Challenge: Copy the data exactly as it appears, and do not include any pictures.

===== Data supplied =====

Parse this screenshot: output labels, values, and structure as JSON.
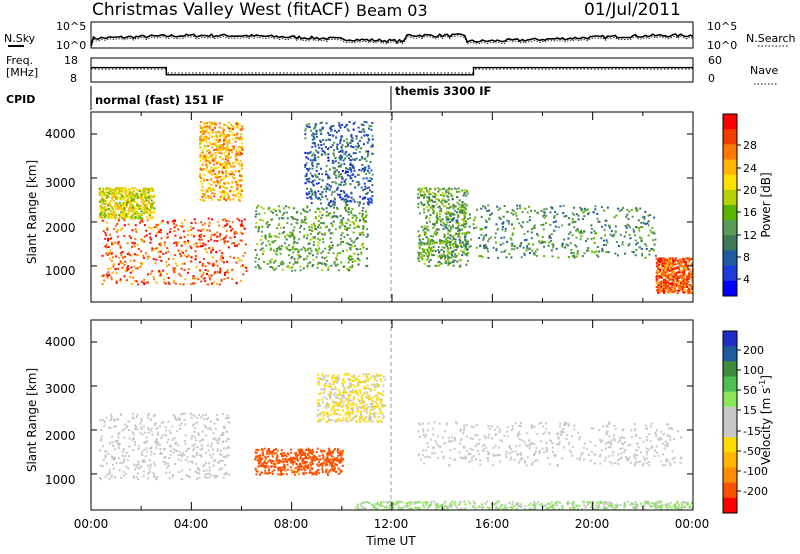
{
  "header": {
    "station": "Christmas Valley West (fitACF)",
    "beam": "Beam 03",
    "date": "01/Jul/2011"
  },
  "panels": {
    "noise": {
      "left_label": "N.Sky",
      "right_label": "N.Search",
      "ticks_left": [
        "10^5",
        "10^0"
      ],
      "ticks_right": [
        "10^5",
        "10^0"
      ]
    },
    "freq": {
      "left_label_1": "Freq.",
      "left_label_2": "[MHz]",
      "ticks_left": [
        "18",
        "8"
      ],
      "right_label": "Nave",
      "ticks_right": [
        "60",
        "0"
      ]
    },
    "cpid": {
      "label": "CPID",
      "modes": [
        "normal (fast) 151 IF",
        "themis 3300 IF"
      ]
    }
  },
  "axes": {
    "ylabel": "Slant Range [km]",
    "xlabel": "Time UT",
    "y_ticks": [
      "4000",
      "3000",
      "2000",
      "1000"
    ],
    "x_ticks": [
      "00:00",
      "04:00",
      "08:00",
      "12:00",
      "16:00",
      "20:00",
      "00:00"
    ]
  },
  "power_scale": {
    "label": "Power [dB]",
    "ticks": [
      "28",
      "24",
      "20",
      "16",
      "12",
      "8",
      "4"
    ],
    "colors": [
      "#ff0000",
      "#f63c00",
      "#ff7800",
      "#ffb400",
      "#ffe100",
      "#b4d200",
      "#5ab400",
      "#5a9b5a",
      "#3c785a",
      "#1e5aa0",
      "#1e3cdc",
      "#0000ff"
    ]
  },
  "velocity_scale": {
    "label": "Velocity [m s",
    "label_sup": "-1",
    "label_end": "]",
    "ticks": [
      "200",
      "100",
      "50",
      "15",
      "-15",
      "-50",
      "-100",
      "-200"
    ],
    "colors": [
      "#1e2dc8",
      "#1e5aa0",
      "#3c8c3c",
      "#50be50",
      "#8ce65a",
      "#c8c8c8",
      "#c8c8c8",
      "#ffdc00",
      "#ffb400",
      "#ff8c00",
      "#ff5000",
      "#ff0000"
    ]
  },
  "chart_data": {
    "type": "heatmap",
    "x_range": [
      "00:00",
      "24:00"
    ],
    "y_range": [
      180,
      4500
    ],
    "power_db_range": [
      0,
      30
    ],
    "velocity_range": [
      -250,
      250
    ],
    "cpid_switch_time": "12:00",
    "frequency_steps": [
      {
        "from": "00:00",
        "to": "03:00",
        "mhz": 14
      },
      {
        "from": "03:00",
        "to": "15:15",
        "mhz": 11
      },
      {
        "from": "15:15",
        "to": "24:00",
        "mhz": 14
      }
    ],
    "power_regions": [
      {
        "t0": 0.4,
        "t1": 6.2,
        "r0": 600,
        "r1": 2100,
        "db": 26
      },
      {
        "t0": 0.3,
        "t1": 2.5,
        "r0": 2100,
        "r1": 2800,
        "db": 18
      },
      {
        "t0": 4.3,
        "t1": 6.0,
        "r0": 2500,
        "r1": 4300,
        "db": 22
      },
      {
        "t0": 6.5,
        "t1": 11.0,
        "r0": 900,
        "r1": 2400,
        "db": 12
      },
      {
        "t0": 8.5,
        "t1": 11.2,
        "r0": 2400,
        "r1": 4300,
        "db": 6
      },
      {
        "t0": 13.0,
        "t1": 15.0,
        "r0": 1000,
        "r1": 2800,
        "db": 12
      },
      {
        "t0": 14.0,
        "t1": 22.5,
        "r0": 1200,
        "r1": 2400,
        "db": 10
      },
      {
        "t0": 22.5,
        "t1": 24.0,
        "r0": 400,
        "r1": 1200,
        "db": 26
      }
    ],
    "velocity_regions": [
      {
        "t0": 0.3,
        "t1": 5.5,
        "r0": 900,
        "r1": 2400,
        "v": 0
      },
      {
        "t0": 6.5,
        "t1": 10.0,
        "r0": 1000,
        "r1": 1600,
        "v": -200
      },
      {
        "t0": 9.0,
        "t1": 11.7,
        "r0": 2200,
        "r1": 3300,
        "v": -50
      },
      {
        "t0": 13.0,
        "t1": 23.5,
        "r0": 1200,
        "r1": 2200,
        "v": 0
      },
      {
        "t0": 10.5,
        "t1": 24.0,
        "r0": 200,
        "r1": 400,
        "v": 50
      }
    ]
  }
}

=====

Result of this task:
Parse this screenshot: output labels, values, and structure as JSON.
{
  "header": {
    "station": "Christmas Valley West (fitACF)",
    "beam": "Beam 03",
    "date": "01/Jul/2011"
  },
  "panels": {
    "noise": {
      "left_label": "N.Sky",
      "right_label": "N.Search",
      "ticks_left": [
        "10^5",
        "10^0"
      ],
      "ticks_right": [
        "10^5",
        "10^0"
      ]
    },
    "freq": {
      "left_label_1": "Freq.",
      "left_label_2": "[MHz]",
      "ticks_left": [
        "18",
        "8"
      ],
      "right_label": "Nave",
      "ticks_right": [
        "60",
        "0"
      ]
    },
    "cpid": {
      "label": "CPID",
      "modes": [
        "normal (fast) 151 IF",
        "themis 3300 IF"
      ]
    }
  },
  "axes": {
    "ylabel": "Slant Range [km]",
    "xlabel": "Time UT",
    "y_ticks": [
      "4000",
      "3000",
      "2000",
      "1000"
    ],
    "x_ticks": [
      "00:00",
      "04:00",
      "08:00",
      "12:00",
      "16:00",
      "20:00",
      "00:00"
    ]
  },
  "power_scale": {
    "label": "Power [dB]",
    "ticks": [
      "28",
      "24",
      "20",
      "16",
      "12",
      "8",
      "4"
    ],
    "colors": [
      "#ff0000",
      "#f63c00",
      "#ff7800",
      "#ffb400",
      "#ffe100",
      "#b4d200",
      "#5ab400",
      "#5a9b5a",
      "#3c785a",
      "#1e5aa0",
      "#1e3cdc",
      "#0000ff"
    ]
  },
  "velocity_scale": {
    "label": "Velocity [m s",
    "label_sup": "-1",
    "label_end": "]",
    "ticks": [
      "200",
      "100",
      "50",
      "15",
      "-15",
      "-50",
      "-100",
      "-200"
    ],
    "colors": [
      "#1e2dc8",
      "#1e5aa0",
      "#3c8c3c",
      "#50be50",
      "#8ce65a",
      "#c8c8c8",
      "#c8c8c8",
      "#ffdc00",
      "#ffb400",
      "#ff8c00",
      "#ff5000",
      "#ff0000"
    ]
  },
  "chart_data": {
    "type": "heatmap",
    "x_range": [
      "00:00",
      "24:00"
    ],
    "y_range": [
      180,
      4500
    ],
    "power_db_range": [
      0,
      30
    ],
    "velocity_range": [
      -250,
      250
    ],
    "cpid_switch_time": "12:00",
    "frequency_steps": [
      {
        "from": "00:00",
        "to": "03:00",
        "mhz": 14
      },
      {
        "from": "03:00",
        "to": "15:15",
        "mhz": 11
      },
      {
        "from": "15:15",
        "to": "24:00",
        "mhz": 14
      }
    ],
    "power_regions": [
      {
        "t0": 0.4,
        "t1": 6.2,
        "r0": 600,
        "r1": 2100,
        "db": 26
      },
      {
        "t0": 0.3,
        "t1": 2.5,
        "r0": 2100,
        "r1": 2800,
        "db": 18
      },
      {
        "t0": 4.3,
        "t1": 6.0,
        "r0": 2500,
        "r1": 4300,
        "db": 22
      },
      {
        "t0": 6.5,
        "t1": 11.0,
        "r0": 900,
        "r1": 2400,
        "db": 12
      },
      {
        "t0": 8.5,
        "t1": 11.2,
        "r0": 2400,
        "r1": 4300,
        "db": 6
      },
      {
        "t0": 13.0,
        "t1": 15.0,
        "r0": 1000,
        "r1": 2800,
        "db": 12
      },
      {
        "t0": 14.0,
        "t1": 22.5,
        "r0": 1200,
        "r1": 2400,
        "db": 10
      },
      {
        "t0": 22.5,
        "t1": 24.0,
        "r0": 400,
        "r1": 1200,
        "db": 26
      }
    ],
    "velocity_regions": [
      {
        "t0": 0.3,
        "t1": 5.5,
        "r0": 900,
        "r1": 2400,
        "v": 0
      },
      {
        "t0": 6.5,
        "t1": 10.0,
        "r0": 1000,
        "r1": 1600,
        "v": -200
      },
      {
        "t0": 9.0,
        "t1": 11.7,
        "r0": 2200,
        "r1": 3300,
        "v": -50
      },
      {
        "t0": 13.0,
        "t1": 23.5,
        "r0": 1200,
        "r1": 2200,
        "v": 0
      },
      {
        "t0": 10.5,
        "t1": 24.0,
        "r0": 200,
        "r1": 400,
        "v": 50
      }
    ]
  }
}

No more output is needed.